#### [Exercise]
Reading the listing below, count the lines that contain the word "text" and give that count alone.
## BEGIN
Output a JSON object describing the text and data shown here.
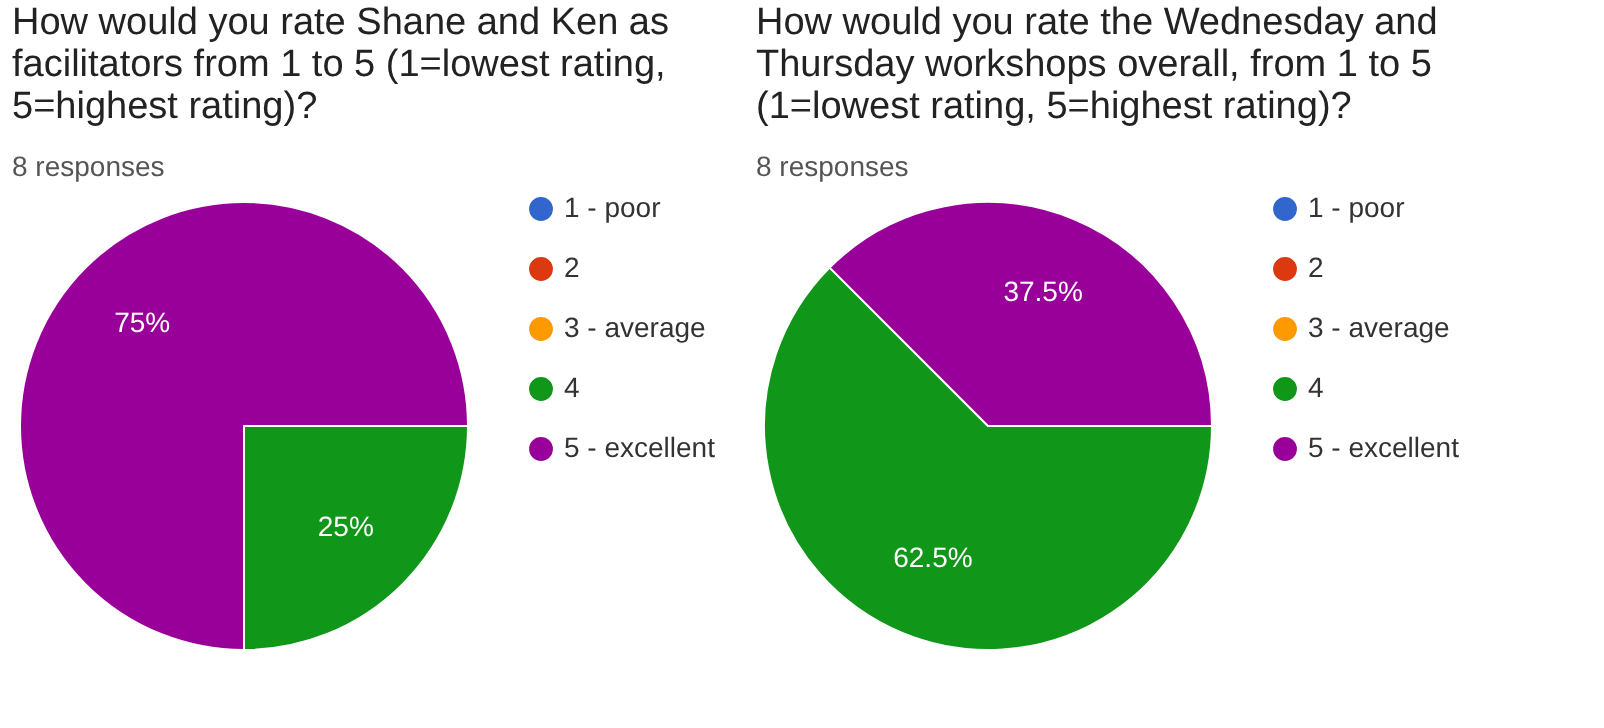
{
  "chart_data": [
    {
      "type": "pie",
      "title": [
        "How would you rate Shane and Ken as",
        "facilitators from 1 to 5 (1=lowest rating,",
        "5=highest rating)?"
      ],
      "subtitle": "8 responses",
      "categories": [
        "1 - poor",
        "2",
        "3 - average",
        "4",
        "5 - excellent"
      ],
      "values": [
        0,
        0,
        0,
        25,
        75
      ],
      "value_labels": [
        null,
        null,
        null,
        "25%",
        "75%"
      ],
      "colors": [
        "#3366cc",
        "#dc3912",
        "#ff9900",
        "#109618",
        "#990099"
      ],
      "legend": "right"
    },
    {
      "type": "pie",
      "title": [
        "How would you rate the Wednesday and",
        "Thursday workshops overall, from 1 to 5",
        "(1=lowest rating, 5=highest rating)?"
      ],
      "subtitle": "8 responses",
      "categories": [
        "1 - poor",
        "2",
        "3 - average",
        "4",
        "5 - excellent"
      ],
      "values": [
        0,
        0,
        0,
        62.5,
        37.5
      ],
      "value_labels": [
        null,
        null,
        null,
        "62.5%",
        "37.5%"
      ],
      "colors": [
        "#3366cc",
        "#dc3912",
        "#ff9900",
        "#109618",
        "#990099"
      ],
      "legend": "right"
    }
  ]
}
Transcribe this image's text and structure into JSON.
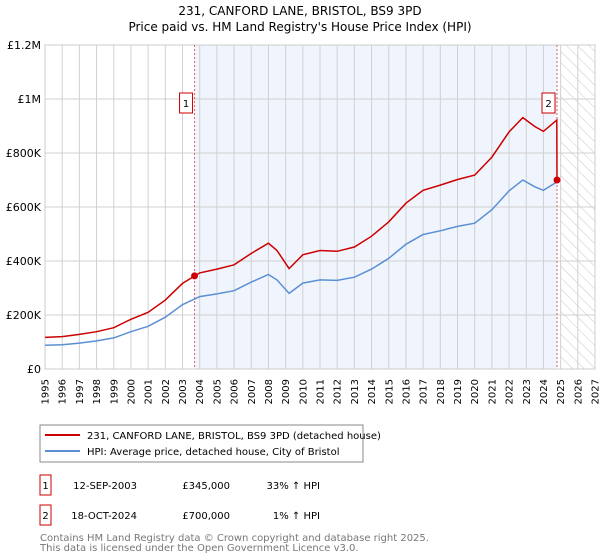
## END
#### [Response to the exercise]
2